» Given problem: Find the lines with "plaga" in them and copy them out.

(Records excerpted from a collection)
───
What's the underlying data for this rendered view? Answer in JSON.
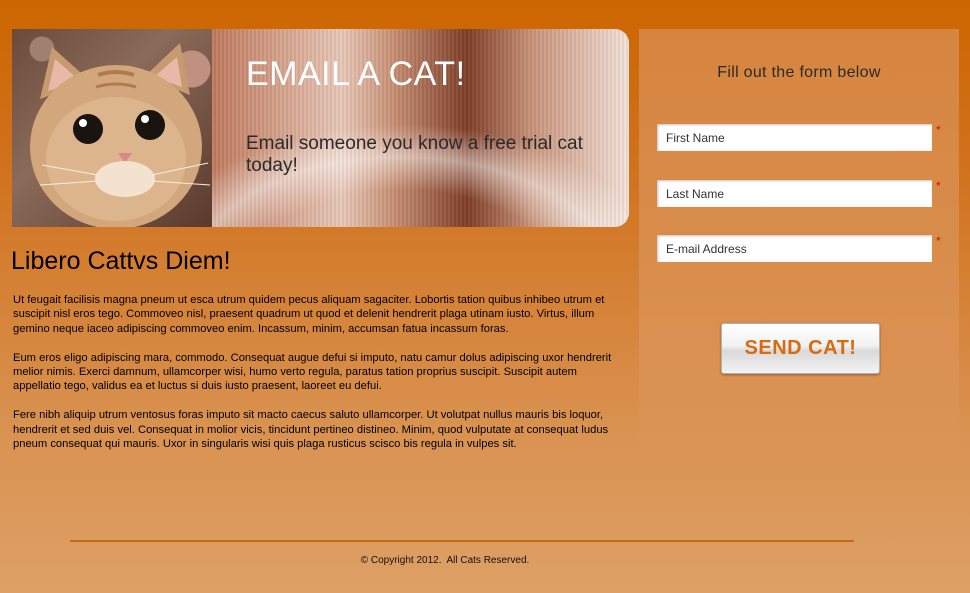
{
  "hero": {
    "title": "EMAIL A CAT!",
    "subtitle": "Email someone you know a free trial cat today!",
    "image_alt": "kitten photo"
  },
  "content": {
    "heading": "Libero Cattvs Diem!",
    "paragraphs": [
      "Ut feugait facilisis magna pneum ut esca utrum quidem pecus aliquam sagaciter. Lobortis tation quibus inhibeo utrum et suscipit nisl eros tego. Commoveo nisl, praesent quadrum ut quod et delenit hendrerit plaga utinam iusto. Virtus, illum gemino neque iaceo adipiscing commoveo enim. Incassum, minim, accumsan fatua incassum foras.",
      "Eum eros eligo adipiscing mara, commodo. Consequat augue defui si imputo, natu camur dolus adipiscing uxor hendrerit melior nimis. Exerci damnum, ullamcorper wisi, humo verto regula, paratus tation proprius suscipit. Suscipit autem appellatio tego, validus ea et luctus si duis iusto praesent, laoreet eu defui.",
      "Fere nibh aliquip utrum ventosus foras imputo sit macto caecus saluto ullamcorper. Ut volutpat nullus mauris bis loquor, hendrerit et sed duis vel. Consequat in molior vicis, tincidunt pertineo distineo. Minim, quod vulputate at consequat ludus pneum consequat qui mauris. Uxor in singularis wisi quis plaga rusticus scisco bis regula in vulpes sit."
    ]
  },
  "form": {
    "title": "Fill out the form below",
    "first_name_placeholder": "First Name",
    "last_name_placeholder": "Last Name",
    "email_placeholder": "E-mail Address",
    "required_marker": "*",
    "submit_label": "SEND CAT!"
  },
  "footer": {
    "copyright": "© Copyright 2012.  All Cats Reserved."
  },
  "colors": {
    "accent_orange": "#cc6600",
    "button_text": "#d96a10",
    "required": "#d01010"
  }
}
───
» Exercise result:
      "Ut feugait facilisis magna pneum ut esca utrum quidem pecus aliquam sagaciter. Lobortis tation quibus inhibeo utrum et suscipit nisl eros tego. Commoveo nisl, praesent quadrum ut quod et delenit hendrerit plaga utinam iusto. Virtus, illum gemino neque iaceo adipiscing commoveo enim. Incassum, minim, accumsan fatua incassum foras.",
      "Fere nibh aliquip utrum ventosus foras imputo sit macto caecus saluto ullamcorper. Ut volutpat nullus mauris bis loquor, hendrerit et sed duis vel. Consequat in molior vicis, tincidunt pertineo distineo. Minim, quod vulputate at consequat ludus pneum consequat qui mauris. Uxor in singularis wisi quis plaga rusticus scisco bis regula in vulpes sit."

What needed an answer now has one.